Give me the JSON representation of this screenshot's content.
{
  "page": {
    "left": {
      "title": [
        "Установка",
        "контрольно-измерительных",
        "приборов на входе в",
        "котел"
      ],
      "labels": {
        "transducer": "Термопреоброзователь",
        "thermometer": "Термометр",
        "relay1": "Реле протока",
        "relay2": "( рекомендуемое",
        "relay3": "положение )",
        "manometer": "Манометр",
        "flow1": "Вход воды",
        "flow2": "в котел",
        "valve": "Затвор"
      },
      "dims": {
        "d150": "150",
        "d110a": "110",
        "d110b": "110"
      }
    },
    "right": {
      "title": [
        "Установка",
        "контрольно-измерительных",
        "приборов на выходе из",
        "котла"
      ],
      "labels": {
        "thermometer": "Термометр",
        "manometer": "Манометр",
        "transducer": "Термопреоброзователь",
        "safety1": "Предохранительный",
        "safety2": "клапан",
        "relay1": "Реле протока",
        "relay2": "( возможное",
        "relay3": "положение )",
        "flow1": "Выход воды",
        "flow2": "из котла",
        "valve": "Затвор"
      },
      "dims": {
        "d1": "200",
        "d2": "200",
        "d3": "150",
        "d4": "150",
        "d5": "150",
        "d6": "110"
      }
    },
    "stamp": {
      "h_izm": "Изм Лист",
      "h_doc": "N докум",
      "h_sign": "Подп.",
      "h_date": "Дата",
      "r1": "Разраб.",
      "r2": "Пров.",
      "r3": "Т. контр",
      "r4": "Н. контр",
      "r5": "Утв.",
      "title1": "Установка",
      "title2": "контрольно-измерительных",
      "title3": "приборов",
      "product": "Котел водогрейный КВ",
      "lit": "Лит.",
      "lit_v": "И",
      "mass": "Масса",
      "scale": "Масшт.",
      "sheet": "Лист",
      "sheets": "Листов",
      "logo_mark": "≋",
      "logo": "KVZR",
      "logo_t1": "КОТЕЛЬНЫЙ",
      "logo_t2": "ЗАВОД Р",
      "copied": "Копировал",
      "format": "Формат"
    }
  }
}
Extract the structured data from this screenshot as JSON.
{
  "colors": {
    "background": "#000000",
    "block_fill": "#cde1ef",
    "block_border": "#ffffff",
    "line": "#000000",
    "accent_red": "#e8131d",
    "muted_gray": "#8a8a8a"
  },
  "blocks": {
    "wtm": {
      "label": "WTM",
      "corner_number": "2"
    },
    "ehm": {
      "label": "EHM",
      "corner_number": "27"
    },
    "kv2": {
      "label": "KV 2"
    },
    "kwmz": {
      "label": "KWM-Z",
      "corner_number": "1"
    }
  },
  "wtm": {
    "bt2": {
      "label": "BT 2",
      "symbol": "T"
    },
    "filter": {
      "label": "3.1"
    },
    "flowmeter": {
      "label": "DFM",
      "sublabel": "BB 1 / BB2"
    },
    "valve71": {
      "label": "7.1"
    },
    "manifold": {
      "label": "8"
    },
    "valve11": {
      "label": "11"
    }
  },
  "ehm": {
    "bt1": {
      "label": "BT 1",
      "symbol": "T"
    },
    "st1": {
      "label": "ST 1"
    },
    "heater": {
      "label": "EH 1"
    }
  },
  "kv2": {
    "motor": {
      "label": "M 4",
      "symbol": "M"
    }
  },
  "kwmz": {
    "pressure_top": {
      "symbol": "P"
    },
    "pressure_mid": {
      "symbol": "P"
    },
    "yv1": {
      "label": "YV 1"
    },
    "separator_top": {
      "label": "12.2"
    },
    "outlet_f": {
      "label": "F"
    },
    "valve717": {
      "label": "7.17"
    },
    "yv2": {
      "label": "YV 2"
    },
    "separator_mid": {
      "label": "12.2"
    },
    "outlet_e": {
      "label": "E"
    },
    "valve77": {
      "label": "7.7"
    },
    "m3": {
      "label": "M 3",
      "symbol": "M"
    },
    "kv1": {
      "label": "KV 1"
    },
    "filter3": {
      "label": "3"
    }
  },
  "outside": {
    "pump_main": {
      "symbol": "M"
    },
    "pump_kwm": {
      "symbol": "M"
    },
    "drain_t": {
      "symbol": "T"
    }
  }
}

■ SHORT TASK: Please reproduce the entire listing, exactly as shown.

■ SOLUTION TO THE PROBLEM:
Give me the JSON representation of this screenshot's content.
{
  "page": {
    "left": {
      "title": [
        "Установка",
        "контрольно-измерительных",
        "приборов на входе в",
        "котел"
      ],
      "labels": {
        "transducer": "Термопреоброзователь",
        "thermometer": "Термометр",
        "relay1": "Реле протока",
        "relay2": "( рекомендуемое",
        "relay3": "положение )",
        "manometer": "Манометр",
        "flow1": "Вход воды",
        "flow2": "в котел",
        "valve": "Затвор"
      },
      "dims": {
        "d150": "150",
        "d110a": "110",
        "d110b": "110"
      }
    },
    "right": {
      "title": [
        "Установка",
        "контрольно-измерительных",
        "приборов на выходе из",
        "котла"
      ],
      "labels": {
        "thermometer": "Термометр",
        "manometer": "Манометр",
        "transducer": "Термопреоброзователь",
        "safety1": "Предохранительный",
        "safety2": "клапан",
        "relay1": "Реле протока",
        "relay2": "( возможное",
        "relay3": "положение )",
        "flow1": "Выход воды",
        "flow2": "из котла",
        "valve": "Затвор"
      },
      "dims": {
        "d1": "200",
        "d2": "200",
        "d3": "150",
        "d4": "150",
        "d5": "150",
        "d6": "110"
      }
    },
    "stamp": {
      "h_izm": "Изм Лист",
      "h_doc": "N докум",
      "h_sign": "Подп.",
      "h_date": "Дата",
      "r1": "Разраб.",
      "r2": "Пров.",
      "r3": "Т. контр",
      "r4": "Н. контр",
      "r5": "Утв.",
      "title1": "Установка",
      "title2": "контрольно-измерительных",
      "title3": "приборов",
      "product": "Котел водогрейный КВ",
      "lit": "Лит.",
      "lit_v": "И",
      "mass": "Масса",
      "scale": "Масшт.",
      "sheet": "Лист",
      "sheets": "Листов",
      "logo_mark": "≋",
      "logo": "KVZR",
      "logo_t1": "КОТЕЛЬНЫЙ",
      "logo_t2": "ЗАВОД Р",
      "copied": "Копировал",
      "format": "Формат"
    }
  }
}
Extract the structured data from this screenshot as JSON.
{
  "colors": {
    "background": "#000000",
    "block_fill": "#cde1ef",
    "block_border": "#ffffff",
    "line": "#000000",
    "accent_red": "#e8131d",
    "muted_gray": "#8a8a8a"
  },
  "blocks": {
    "wtm": {
      "label": "WTM",
      "corner_number": "2"
    },
    "ehm": {
      "label": "EHM",
      "corner_number": "27"
    },
    "kv2": {
      "label": "KV 2"
    },
    "kwmz": {
      "label": "KWM-Z",
      "corner_number": "1"
    }
  },
  "wtm": {
    "bt2": {
      "label": "BT 2",
      "symbol": "T"
    },
    "filter": {
      "label": "3.1"
    },
    "flowmeter": {
      "label": "DFM",
      "sublabel": "BB 1 / BB2"
    },
    "valve71": {
      "label": "7.1"
    },
    "manifold": {
      "label": "8"
    },
    "valve11": {
      "label": "11"
    }
  },
  "ehm": {
    "bt1": {
      "label": "BT 1",
      "symbol": "T"
    },
    "st1": {
      "label": "ST 1"
    },
    "heater": {
      "label": "EH 1"
    }
  },
  "kv2": {
    "motor": {
      "label": "M 4",
      "symbol": "M"
    }
  },
  "kwmz": {
    "pressure_top": {
      "symbol": "P"
    },
    "pressure_mid": {
      "symbol": "P"
    },
    "yv1": {
      "label": "YV 1"
    },
    "separator_top": {
      "label": "12.2"
    },
    "outlet_f": {
      "label": "F"
    },
    "valve717": {
      "label": "7.17"
    },
    "yv2": {
      "label": "YV 2"
    },
    "separator_mid": {
      "label": "12.2"
    },
    "outlet_e": {
      "label": "E"
    },
    "valve77": {
      "label": "7.7"
    },
    "m3": {
      "label": "M 3",
      "symbol": "M"
    },
    "kv1": {
      "label": "KV 1"
    },
    "filter3": {
      "label": "3"
    }
  },
  "outside": {
    "pump_main": {
      "symbol": "M"
    },
    "pump_kwm": {
      "symbol": "M"
    },
    "drain_t": {
      "symbol": "T"
    }
  }
}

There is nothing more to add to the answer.